===== PROVIDED RECORDS =====

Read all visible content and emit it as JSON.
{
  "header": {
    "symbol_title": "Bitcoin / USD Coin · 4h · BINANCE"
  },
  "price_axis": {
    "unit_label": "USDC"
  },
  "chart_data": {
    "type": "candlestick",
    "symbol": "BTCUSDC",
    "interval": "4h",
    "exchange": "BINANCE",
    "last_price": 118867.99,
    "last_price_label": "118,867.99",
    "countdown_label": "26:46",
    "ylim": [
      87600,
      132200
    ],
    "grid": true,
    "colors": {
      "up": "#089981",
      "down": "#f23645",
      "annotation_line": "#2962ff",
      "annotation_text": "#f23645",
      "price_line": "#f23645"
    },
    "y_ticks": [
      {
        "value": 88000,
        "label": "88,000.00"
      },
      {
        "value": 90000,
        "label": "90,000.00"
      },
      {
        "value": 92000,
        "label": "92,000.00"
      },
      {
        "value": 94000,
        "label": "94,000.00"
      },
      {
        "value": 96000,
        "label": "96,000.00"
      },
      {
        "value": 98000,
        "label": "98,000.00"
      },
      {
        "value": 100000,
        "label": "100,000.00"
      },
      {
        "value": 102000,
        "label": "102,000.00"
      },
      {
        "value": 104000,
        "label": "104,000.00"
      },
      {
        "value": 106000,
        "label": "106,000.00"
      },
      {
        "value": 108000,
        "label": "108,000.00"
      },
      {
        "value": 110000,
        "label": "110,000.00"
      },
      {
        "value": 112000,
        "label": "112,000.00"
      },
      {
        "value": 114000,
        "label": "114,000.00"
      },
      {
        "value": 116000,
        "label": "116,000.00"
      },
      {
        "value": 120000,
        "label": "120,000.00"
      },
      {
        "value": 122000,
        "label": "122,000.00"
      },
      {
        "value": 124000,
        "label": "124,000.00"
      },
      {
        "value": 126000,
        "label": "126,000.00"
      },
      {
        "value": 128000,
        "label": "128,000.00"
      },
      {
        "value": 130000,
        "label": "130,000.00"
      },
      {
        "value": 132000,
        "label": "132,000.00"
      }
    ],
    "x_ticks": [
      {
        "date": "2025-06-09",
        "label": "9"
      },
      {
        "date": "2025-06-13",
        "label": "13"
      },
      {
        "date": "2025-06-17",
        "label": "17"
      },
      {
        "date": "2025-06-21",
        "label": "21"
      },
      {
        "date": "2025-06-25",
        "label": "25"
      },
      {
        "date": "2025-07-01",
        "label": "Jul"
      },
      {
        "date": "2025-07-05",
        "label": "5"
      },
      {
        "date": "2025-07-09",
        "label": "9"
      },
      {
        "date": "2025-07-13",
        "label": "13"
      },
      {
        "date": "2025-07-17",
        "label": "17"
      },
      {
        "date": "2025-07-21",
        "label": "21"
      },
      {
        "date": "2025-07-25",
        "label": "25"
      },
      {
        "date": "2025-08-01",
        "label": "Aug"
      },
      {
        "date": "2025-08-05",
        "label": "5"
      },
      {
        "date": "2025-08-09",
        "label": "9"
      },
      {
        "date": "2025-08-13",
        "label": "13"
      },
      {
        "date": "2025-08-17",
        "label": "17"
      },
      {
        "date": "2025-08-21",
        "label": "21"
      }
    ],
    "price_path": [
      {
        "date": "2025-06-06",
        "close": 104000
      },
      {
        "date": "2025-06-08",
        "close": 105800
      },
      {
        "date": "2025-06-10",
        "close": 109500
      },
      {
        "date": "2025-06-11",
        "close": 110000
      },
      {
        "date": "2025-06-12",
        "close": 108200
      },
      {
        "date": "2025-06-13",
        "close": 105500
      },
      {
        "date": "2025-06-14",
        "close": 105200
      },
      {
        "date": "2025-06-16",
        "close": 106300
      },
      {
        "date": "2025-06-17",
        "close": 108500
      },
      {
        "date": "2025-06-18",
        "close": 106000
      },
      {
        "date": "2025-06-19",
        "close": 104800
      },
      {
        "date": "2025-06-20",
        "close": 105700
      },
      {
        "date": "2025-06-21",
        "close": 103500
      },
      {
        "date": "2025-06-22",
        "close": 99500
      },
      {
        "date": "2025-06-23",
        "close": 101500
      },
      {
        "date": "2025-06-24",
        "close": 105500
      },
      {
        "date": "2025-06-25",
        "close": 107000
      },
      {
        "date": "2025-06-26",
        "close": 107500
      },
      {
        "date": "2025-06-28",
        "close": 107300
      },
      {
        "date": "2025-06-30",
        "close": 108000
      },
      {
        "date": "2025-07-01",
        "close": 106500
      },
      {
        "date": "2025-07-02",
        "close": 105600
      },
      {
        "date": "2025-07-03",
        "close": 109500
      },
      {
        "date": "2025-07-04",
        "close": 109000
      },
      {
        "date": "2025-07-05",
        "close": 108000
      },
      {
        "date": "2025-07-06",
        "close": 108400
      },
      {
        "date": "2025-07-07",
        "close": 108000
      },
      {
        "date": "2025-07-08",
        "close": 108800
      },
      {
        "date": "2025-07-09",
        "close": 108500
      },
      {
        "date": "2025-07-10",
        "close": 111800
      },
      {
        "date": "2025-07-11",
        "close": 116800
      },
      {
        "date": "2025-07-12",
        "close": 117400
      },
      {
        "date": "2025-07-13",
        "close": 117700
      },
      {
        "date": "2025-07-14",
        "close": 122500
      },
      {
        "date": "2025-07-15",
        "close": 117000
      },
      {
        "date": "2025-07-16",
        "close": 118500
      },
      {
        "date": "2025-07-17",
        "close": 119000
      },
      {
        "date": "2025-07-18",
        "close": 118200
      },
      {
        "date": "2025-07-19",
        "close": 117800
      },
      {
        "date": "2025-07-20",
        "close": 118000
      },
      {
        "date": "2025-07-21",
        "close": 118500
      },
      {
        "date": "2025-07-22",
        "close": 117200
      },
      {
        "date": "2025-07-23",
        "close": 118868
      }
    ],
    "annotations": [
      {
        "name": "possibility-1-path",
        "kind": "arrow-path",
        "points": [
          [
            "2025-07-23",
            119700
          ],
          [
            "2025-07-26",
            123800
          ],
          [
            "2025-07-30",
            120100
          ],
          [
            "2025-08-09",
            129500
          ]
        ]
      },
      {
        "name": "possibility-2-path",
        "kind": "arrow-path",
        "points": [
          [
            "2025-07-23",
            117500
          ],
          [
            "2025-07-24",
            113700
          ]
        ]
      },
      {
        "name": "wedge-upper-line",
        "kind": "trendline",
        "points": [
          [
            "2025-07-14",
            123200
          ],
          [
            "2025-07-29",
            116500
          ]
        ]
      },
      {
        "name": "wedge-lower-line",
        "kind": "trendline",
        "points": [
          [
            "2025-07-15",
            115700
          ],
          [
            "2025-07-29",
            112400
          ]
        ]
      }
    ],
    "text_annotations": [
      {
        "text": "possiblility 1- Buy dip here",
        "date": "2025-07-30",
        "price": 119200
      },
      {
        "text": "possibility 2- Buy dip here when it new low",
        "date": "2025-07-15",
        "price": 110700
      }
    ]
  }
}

=====

● TASK STATEMENT
Give the records above again, word for word.

● FULL OUTPUT
Read all visible content and emit it as JSON.
{
  "header": {
    "symbol_title": "Bitcoin / USD Coin · 4h · BINANCE"
  },
  "price_axis": {
    "unit_label": "USDC"
  },
  "chart_data": {
    "type": "candlestick",
    "symbol": "BTCUSDC",
    "interval": "4h",
    "exchange": "BINANCE",
    "last_price": 118867.99,
    "last_price_label": "118,867.99",
    "countdown_label": "26:46",
    "ylim": [
      87600,
      132200
    ],
    "grid": true,
    "colors": {
      "up": "#089981",
      "down": "#f23645",
      "annotation_line": "#2962ff",
      "annotation_text": "#f23645",
      "price_line": "#f23645"
    },
    "y_ticks": [
      {
        "value": 88000,
        "label": "88,000.00"
      },
      {
        "value": 90000,
        "label": "90,000.00"
      },
      {
        "value": 92000,
        "label": "92,000.00"
      },
      {
        "value": 94000,
        "label": "94,000.00"
      },
      {
        "value": 96000,
        "label": "96,000.00"
      },
      {
        "value": 98000,
        "label": "98,000.00"
      },
      {
        "value": 100000,
        "label": "100,000.00"
      },
      {
        "value": 102000,
        "label": "102,000.00"
      },
      {
        "value": 104000,
        "label": "104,000.00"
      },
      {
        "value": 106000,
        "label": "106,000.00"
      },
      {
        "value": 108000,
        "label": "108,000.00"
      },
      {
        "value": 110000,
        "label": "110,000.00"
      },
      {
        "value": 112000,
        "label": "112,000.00"
      },
      {
        "value": 114000,
        "label": "114,000.00"
      },
      {
        "value": 116000,
        "label": "116,000.00"
      },
      {
        "value": 120000,
        "label": "120,000.00"
      },
      {
        "value": 122000,
        "label": "122,000.00"
      },
      {
        "value": 124000,
        "label": "124,000.00"
      },
      {
        "value": 126000,
        "label": "126,000.00"
      },
      {
        "value": 128000,
        "label": "128,000.00"
      },
      {
        "value": 130000,
        "label": "130,000.00"
      },
      {
        "value": 132000,
        "label": "132,000.00"
      }
    ],
    "x_ticks": [
      {
        "date": "2025-06-09",
        "label": "9"
      },
      {
        "date": "2025-06-13",
        "label": "13"
      },
      {
        "date": "2025-06-17",
        "label": "17"
      },
      {
        "date": "2025-06-21",
        "label": "21"
      },
      {
        "date": "2025-06-25",
        "label": "25"
      },
      {
        "date": "2025-07-01",
        "label": "Jul"
      },
      {
        "date": "2025-07-05",
        "label": "5"
      },
      {
        "date": "2025-07-09",
        "label": "9"
      },
      {
        "date": "2025-07-13",
        "label": "13"
      },
      {
        "date": "2025-07-17",
        "label": "17"
      },
      {
        "date": "2025-07-21",
        "label": "21"
      },
      {
        "date": "2025-07-25",
        "label": "25"
      },
      {
        "date": "2025-08-01",
        "label": "Aug"
      },
      {
        "date": "2025-08-05",
        "label": "5"
      },
      {
        "date": "2025-08-09",
        "label": "9"
      },
      {
        "date": "2025-08-13",
        "label": "13"
      },
      {
        "date": "2025-08-17",
        "label": "17"
      },
      {
        "date": "2025-08-21",
        "label": "21"
      }
    ],
    "price_path": [
      {
        "date": "2025-06-06",
        "close": 104000
      },
      {
        "date": "2025-06-08",
        "close": 105800
      },
      {
        "date": "2025-06-10",
        "close": 109500
      },
      {
        "date": "2025-06-11",
        "close": 110000
      },
      {
        "date": "2025-06-12",
        "close": 108200
      },
      {
        "date": "2025-06-13",
        "close": 105500
      },
      {
        "date": "2025-06-14",
        "close": 105200
      },
      {
        "date": "2025-06-16",
        "close": 106300
      },
      {
        "date": "2025-06-17",
        "close": 108500
      },
      {
        "date": "2025-06-18",
        "close": 106000
      },
      {
        "date": "2025-06-19",
        "close": 104800
      },
      {
        "date": "2025-06-20",
        "close": 105700
      },
      {
        "date": "2025-06-21",
        "close": 103500
      },
      {
        "date": "2025-06-22",
        "close": 99500
      },
      {
        "date": "2025-06-23",
        "close": 101500
      },
      {
        "date": "2025-06-24",
        "close": 105500
      },
      {
        "date": "2025-06-25",
        "close": 107000
      },
      {
        "date": "2025-06-26",
        "close": 107500
      },
      {
        "date": "2025-06-28",
        "close": 107300
      },
      {
        "date": "2025-06-30",
        "close": 108000
      },
      {
        "date": "2025-07-01",
        "close": 106500
      },
      {
        "date": "2025-07-02",
        "close": 105600
      },
      {
        "date": "2025-07-03",
        "close": 109500
      },
      {
        "date": "2025-07-04",
        "close": 109000
      },
      {
        "date": "2025-07-05",
        "close": 108000
      },
      {
        "date": "2025-07-06",
        "close": 108400
      },
      {
        "date": "2025-07-07",
        "close": 108000
      },
      {
        "date": "2025-07-08",
        "close": 108800
      },
      {
        "date": "2025-07-09",
        "close": 108500
      },
      {
        "date": "2025-07-10",
        "close": 111800
      },
      {
        "date": "2025-07-11",
        "close": 116800
      },
      {
        "date": "2025-07-12",
        "close": 117400
      },
      {
        "date": "2025-07-13",
        "close": 117700
      },
      {
        "date": "2025-07-14",
        "close": 122500
      },
      {
        "date": "2025-07-15",
        "close": 117000
      },
      {
        "date": "2025-07-16",
        "close": 118500
      },
      {
        "date": "2025-07-17",
        "close": 119000
      },
      {
        "date": "2025-07-18",
        "close": 118200
      },
      {
        "date": "2025-07-19",
        "close": 117800
      },
      {
        "date": "2025-07-20",
        "close": 118000
      },
      {
        "date": "2025-07-21",
        "close": 118500
      },
      {
        "date": "2025-07-22",
        "close": 117200
      },
      {
        "date": "2025-07-23",
        "close": 118868
      }
    ],
    "annotations": [
      {
        "name": "possibility-1-path",
        "kind": "arrow-path",
        "points": [
          [
            "2025-07-23",
            119700
          ],
          [
            "2025-07-26",
            123800
          ],
          [
            "2025-07-30",
            120100
          ],
          [
            "2025-08-09",
            129500
          ]
        ]
      },
      {
        "name": "possibility-2-path",
        "kind": "arrow-path",
        "points": [
          [
            "2025-07-23",
            117500
          ],
          [
            "2025-07-24",
            113700
          ]
        ]
      },
      {
        "name": "wedge-upper-line",
        "kind": "trendline",
        "points": [
          [
            "2025-07-14",
            123200
          ],
          [
            "2025-07-29",
            116500
          ]
        ]
      },
      {
        "name": "wedge-lower-line",
        "kind": "trendline",
        "points": [
          [
            "2025-07-15",
            115700
          ],
          [
            "2025-07-29",
            112400
          ]
        ]
      }
    ],
    "text_annotations": [
      {
        "text": "possiblility 1- Buy dip here",
        "date": "2025-07-30",
        "price": 119200
      },
      {
        "text": "possibility 2- Buy dip here when it new low",
        "date": "2025-07-15",
        "price": 110700
      }
    ]
  }
}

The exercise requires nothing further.